─── Dataset content

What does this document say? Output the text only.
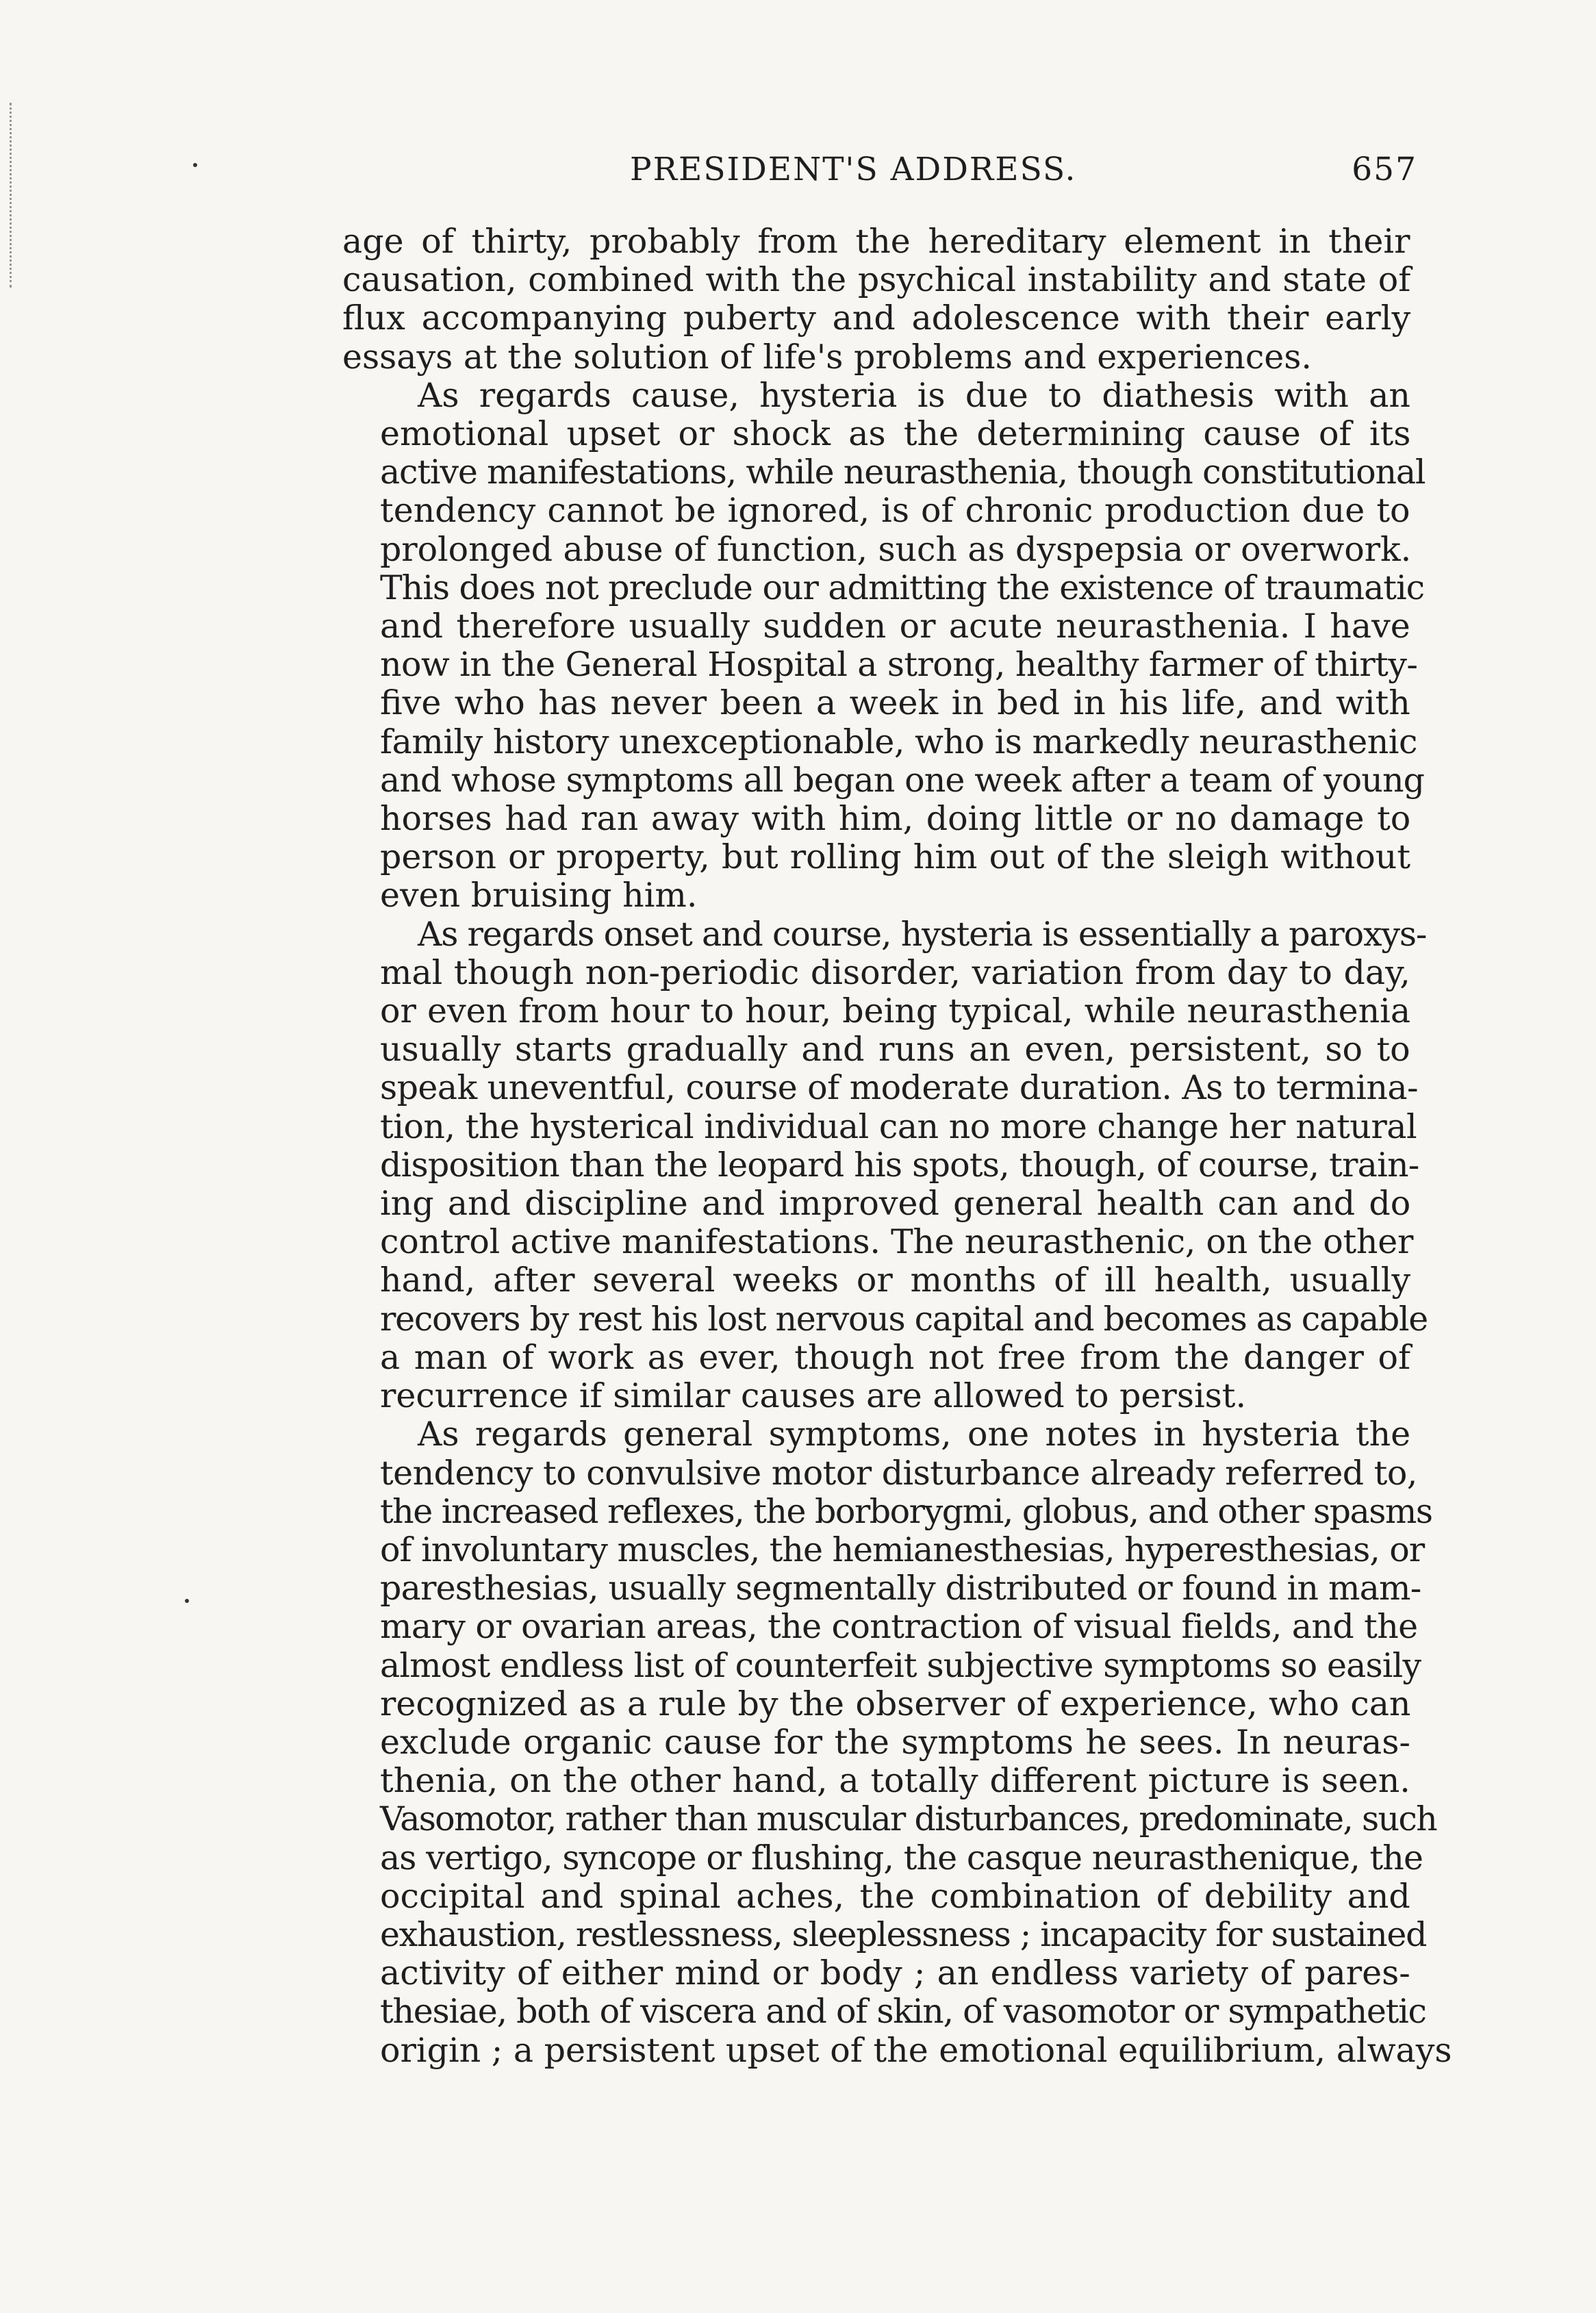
PRESIDENT'S ADDRESS.	657

age of thirty, probably from the hereditary element in their
causation, combined with the psychical instability and state of
flux accompanying puberty and adolescence with their early
essays at the solution of life's problems and experiences.

As regards cause, hysteria is due to diathesis with an
emotional upset or shock as the determining cause of its
active manifestations, while neurasthenia, though constitutional
tendency cannot be ignored, is of chronic production due to
prolonged abuse of function, such as dyspepsia or overwork.
This does not preclude our admitting the existence of traumatic
and therefore usually sudden or acute neurasthenia. I have
now in the General Hospital a strong, healthy farmer of thirty-
five who has never been a week in bed in his life, and with
family history unexceptionable, who is markedly neurasthenic
and whose symptoms all began one week after a team of young
horses had ran away with him, doing little or no damage to
person or property, but rolling him out of the sleigh without
even bruising him.

As regards onset and course, hysteria is essentially a paroxys-
mal though non-periodic disorder, variation from day to day,
or even from hour to hour, being typical, while neurasthenia
usually starts gradually and runs an even, persistent, so to
speak uneventful, course of moderate duration. As to termina-
tion, the hysterical individual can no more change her natural
disposition than the leopard his spots, though, of course, train-
ing and discipline and improved general health can and do
control active manifestations. The neurasthenic, on the other
hand, after several weeks or months of ill health, usually
recovers by rest his lost nervous capital and becomes as capable
a man of work as ever, though not free from the danger of
recurrence if similar causes are allowed to persist.

As regards general symptoms, one notes in hysteria the
tendency to convulsive motor disturbance already referred to,
the increased reflexes, the borborygmi, globus, and other spasms
of involuntary muscles, the hemianesthesias, hyperesthesias, or
paresthesias, usually segmentally distributed or found in mam-
mary or ovarian areas, the contraction of visual fields, and the
almost endless list of counterfeit subjective symptoms so easily
recognized as a rule by the observer of experience, who can
exclude organic cause for the symptoms he sees. In neuras-
thenia, on the other hand, a totally different picture is seen.
Vasomotor, rather than muscular disturbances, predominate, such
as vertigo, syncope or flushing, the casque neurasthenique, the
occipital and spinal aches, the combination of debility and
exhaustion, restlessness, sleeplessness ; incapacity for sustained
activity of either mind or body ; an endless variety of pares-
thesiae, both of viscera and of skin, of vasomotor or sympathetic
origin ; a persistent upset of the emotional equilibrium, always
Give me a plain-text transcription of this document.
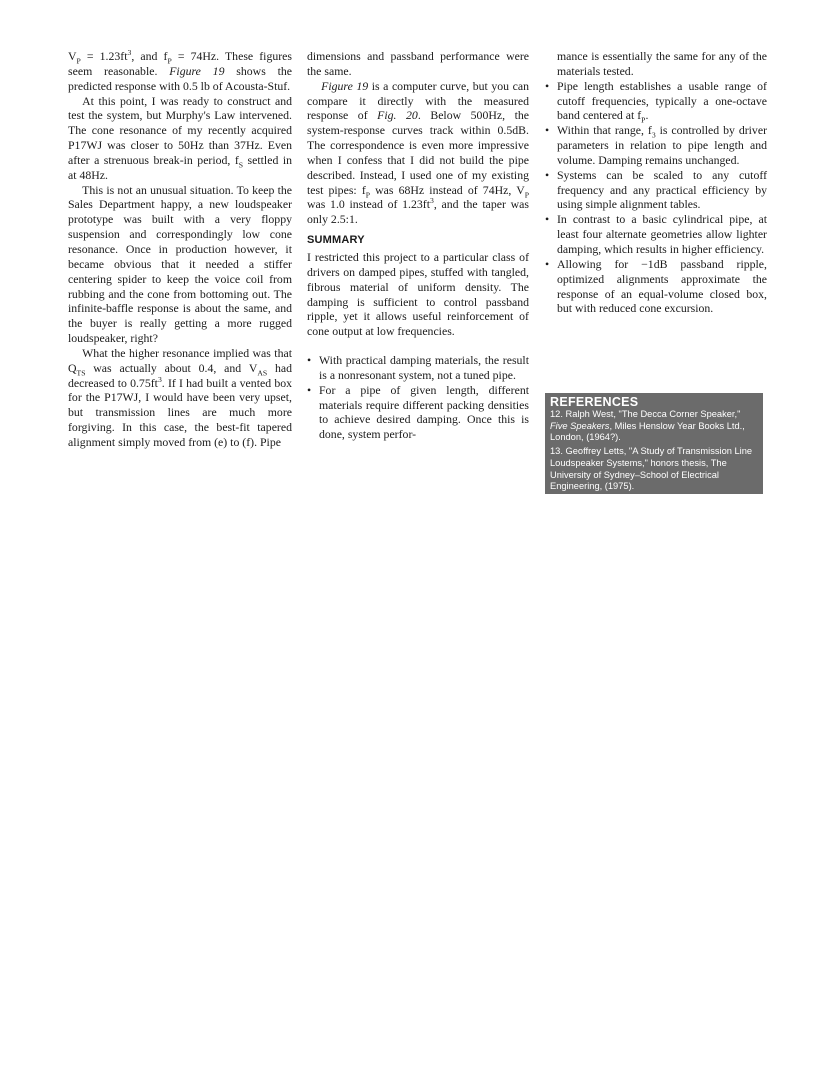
$V_P = 1.23ft^3$, and $f_P = 74Hz$. These figures seem reasonable. Figure 19 shows the predicted response with 0.5 lb of Acousta-Stuf.

At this point, I was ready to construct and test the system, but Murphy's Law intervened. The cone resonance of my recently acquired P17WJ was closer to 50Hz than 37Hz. Even after a strenuous break-in period, $f_S$ settled in at 48Hz.

This is not an unusual situation. To keep the Sales Department happy, a new loudspeaker prototype was built with a very floppy suspension and correspondingly low cone resonance. Once in production however, it became obvious that it needed a stiffer centering spider to keep the voice coil from rubbing and the cone from bottoming out. The infinite-baffle response is about the same, and the buyer is really getting a more rugged loudspeaker, right?

What the higher resonance implied was that $Q_{TS}$ was actually about 0.4, and $V_{AS}$ had decreased to $0.75ft^3$. If I had built a vented box for the P17WJ, I would have been very upset, but transmission lines are much more forgiving. In this case, the best-fit tapered alignment simply moved from (e) to (f). Pipe

dimensions and passband performance were the same.

Figure 19 is a computer curve, but you can compare it directly with the measured response of Fig. 20. Below 500Hz, the system-response curves track within 0.5dB. The correspondence is even more impressive when I confess that I did not build the pipe described. Instead, I used one of my existing test pipes: $f_P$ was 68Hz instead of 74Hz, $V_P$ was 1.0 instead of $1.23ft^3$, and the taper was only 2.5:1.

SUMMARY

I restricted this project to a particular class of drivers on damped pipes, stuffed with tangled, fibrous material of uniform density. The damping is sufficient to control passband ripple, yet it allows useful reinforcement of cone output at low frequencies.

• With practical damping materials, the result is a nonresonant system, not a tuned pipe.
• For a pipe of given length, different materials require different packing densities to achieve desired damping. Once this is done, system perfor-
mance is essentially the same for any of the materials tested.
• Pipe length establishes a usable range of cutoff frequencies, typically a one-octave band centered at $f_P$.
• Within that range, $f_3$ is controlled by driver parameters in relation to pipe length and volume. Damping remains unchanged.
• Systems can be scaled to any cutoff frequency and any practical efficiency by using simple alignment tables.
• In contrast to a basic cylindrical pipe, at least four alternate geometries allow lighter damping, which results in higher efficiency.
• Allowing for −1dB passband ripple, optimized alignments approximate the response of an equal-volume closed box, but with reduced cone excursion.
REFERENCES

12. Ralph West, "The Decca Corner Speaker," Five Speakers, Miles Henslow Year Books Ltd., London, (1964?).

13. Geoffrey Letts, "A Study of Transmission Line Loudspeaker Systems," honors thesis, The University of Sydney–School of Electrical Engineering, (1975).
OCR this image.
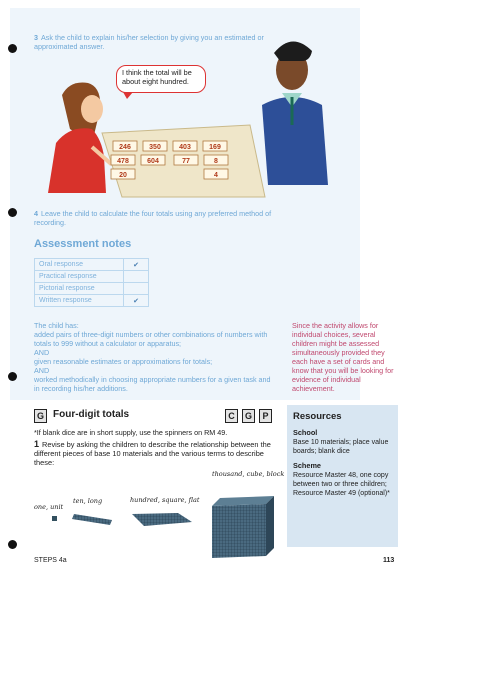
3 Ask the child to explain his/her selection by giving you an estimated or approximated answer.
246	350	403	169
478	604	77	8
20	4
I think the total will be about eight hundred.
4 Leave the child to calculate the four totals using any preferred method of recording.
Assessment notes
Oral response	✔
Practical response	
Pictorial response	
Written response	✔
The child has:
added pairs of three-digit numbers or other combinations of numbers with totals to 999 without a calculator or apparatus;
AND
given reasonable estimates or approximations for totals;
AND
worked methodically in choosing appropriate numbers for a given task and in recording his/her additions.
Since the activity allows for individual choices, several children might be assessed simultaneously provided they each have a set of cards and know that you will be looking for evidence of individual achievement.
G Four-digit totals	C	G	P
*If blank dice are in short supply, use the spinners on RM 49.
1 Revise by asking the children to describe the relationship between the different pieces of base 10 materials and the various terms to describe these:
one, unit
ten, long	hundred, square, flat
thousand, cube, block
Resources
School
Base 10 materials; place value boards; blank dice
Scheme
Resource Master 48, one copy between two or three children; Resource Master 49 (optional)*
STEPS 4a	113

──────

*The task*: Transcribe the records above exactly as they appear, leaving out any pictures.

*Finished task*:
What does this document say? Output the text only.
PRESIDENT'S ADDRESS.	657

age of thirty, probably from the hereditary element in their
causation, combined with the psychical instability and state of
flux accompanying puberty and adolescence with their early
essays at the solution of life's problems and experiences.

As regards cause, hysteria is due to diathesis with an
emotional upset or shock as the determining cause of its
active manifestations, while neurasthenia, though constitutional
tendency cannot be ignored, is of chronic production due to
prolonged abuse of function, such as dyspepsia or overwork.
This does not preclude our admitting the existence of traumatic
and therefore usually sudden or acute neurasthenia. I have
now in the General Hospital a strong, healthy farmer of thirty-
five who has never been a week in bed in his life, and with
family history unexceptionable, who is markedly neurasthenic
and whose symptoms all began one week after a team of young
horses had ran away with him, doing little or no damage to
person or property, but rolling him out of the sleigh without
even bruising him.

As regards onset and course, hysteria is essentially a paroxys-
mal though non-periodic disorder, variation from day to day,
or even from hour to hour, being typical, while neurasthenia
usually starts gradually and runs an even, persistent, so to
speak uneventful, course of moderate duration. As to termina-
tion, the hysterical individual can no more change her natural
disposition than the leopard his spots, though, of course, train-
ing and discipline and improved general health can and do
control active manifestations. The neurasthenic, on the other
hand, after several weeks or months of ill health, usually
recovers by rest his lost nervous capital and becomes as capable
a man of work as ever, though not free from the danger of
recurrence if similar causes are allowed to persist.

As regards general symptoms, one notes in hysteria the
tendency to convulsive motor disturbance already referred to,
the increased reflexes, the borborygmi, globus, and other spasms
of involuntary muscles, the hemianesthesias, hyperesthesias, or
paresthesias, usually segmentally distributed or found in mam-
mary or ovarian areas, the contraction of visual fields, and the
almost endless list of counterfeit subjective symptoms so easily
recognized as a rule by the observer of experience, who can
exclude organic cause for the symptoms he sees. In neuras-
thenia, on the other hand, a totally different picture is seen.
Vasomotor, rather than muscular disturbances, predominate, such
as vertigo, syncope or flushing, the casque neurasthenique, the
occipital and spinal aches, the combination of debility and
exhaustion, restlessness, sleeplessness ; incapacity for sustained
activity of either mind or body ; an endless variety of pares-
thesiae, both of viscera and of skin, of vasomotor or sympathetic
origin ; a persistent upset of the emotional equilibrium, always
Give me a plain-text transcription of this document.
$V_P = 1.23ft^3$, and $f_P = 74Hz$. These figures seem reasonable. Figure 19 shows the predicted response with 0.5 lb of Acousta-Stuf.

At this point, I was ready to construct and test the system, but Murphy's Law intervened. The cone resonance of my recently acquired P17WJ was closer to 50Hz than 37Hz. Even after a strenuous break-in period, $f_S$ settled in at 48Hz.

This is not an unusual situation. To keep the Sales Department happy, a new loudspeaker prototype was built with a very floppy suspension and correspondingly low cone resonance. Once in production however, it became obvious that it needed a stiffer centering spider to keep the voice coil from rubbing and the cone from bottoming out. The infinite-baffle response is about the same, and the buyer is really getting a more rugged loudspeaker, right?

What the higher resonance implied was that $Q_{TS}$ was actually about 0.4, and $V_{AS}$ had decreased to $0.75ft^3$. If I had built a vented box for the P17WJ, I would have been very upset, but transmission lines are much more forgiving. In this case, the best-fit tapered alignment simply moved from (e) to (f). Pipe

dimensions and passband performance were the same.

Figure 19 is a computer curve, but you can compare it directly with the measured response of Fig. 20. Below 500Hz, the system-response curves track within 0.5dB. The correspondence is even more impressive when I confess that I did not build the pipe described. Instead, I used one of my existing test pipes: $f_P$ was 68Hz instead of 74Hz, $V_P$ was 1.0 instead of $1.23ft^3$, and the taper was only 2.5:1.

SUMMARY

I restricted this project to a particular class of drivers on damped pipes, stuffed with tangled, fibrous material of uniform density. The damping is sufficient to control passband ripple, yet it allows useful reinforcement of cone output at low frequencies.

• With practical damping materials, the result is a nonresonant system, not a tuned pipe.
• For a pipe of given length, different materials require different packing densities to achieve desired damping. Once this is done, system perfor-
mance is essentially the same for any of the materials tested.
• Pipe length establishes a usable range of cutoff frequencies, typically a one-octave band centered at $f_P$.
• Within that range, $f_3$ is controlled by driver parameters in relation to pipe length and volume. Damping remains unchanged.
• Systems can be scaled to any cutoff frequency and any practical efficiency by using simple alignment tables.
• In contrast to a basic cylindrical pipe, at least four alternate geometries allow lighter damping, which results in higher efficiency.
• Allowing for −1dB passband ripple, optimized alignments approximate the response of an equal-volume closed box, but with reduced cone excursion.
REFERENCES

12. Ralph West, "The Decca Corner Speaker," Five Speakers, Miles Henslow Year Books Ltd., London, (1964?).

13. Geoffrey Letts, "A Study of Transmission Line Loudspeaker Systems," honors thesis, The University of Sydney–School of Electrical Engineering, (1975).
OCR this image.
3 Ask the child to explain his/her selection by giving you an estimated or approximated answer.
246	350	403	169
478	604	77	8
20	4
I think the total will be about eight hundred.
4 Leave the child to calculate the four totals using any preferred method of recording.
Assessment notes
Oral response	✔
Practical response	
Pictorial response	
Written response	✔
The child has:
added pairs of three-digit numbers or other combinations of numbers with totals to 999 without a calculator or apparatus;
AND
given reasonable estimates or approximations for totals;
AND
worked methodically in choosing appropriate numbers for a given task and in recording his/her additions.
Since the activity allows for individual choices, several children might be assessed simultaneously provided they each have a set of cards and know that you will be looking for evidence of individual achievement.
G Four-digit totals	C	G	P
*If blank dice are in short supply, use the spinners on RM 49.
1 Revise by asking the children to describe the relationship between the different pieces of base 10 materials and the various terms to describe these:
one, unit
ten, long	hundred, square, flat
thousand, cube, block
Resources
School
Base 10 materials; place value boards; blank dice
Scheme
Resource Master 48, one copy between two or three children; Resource Master 49 (optional)*
STEPS 4a	113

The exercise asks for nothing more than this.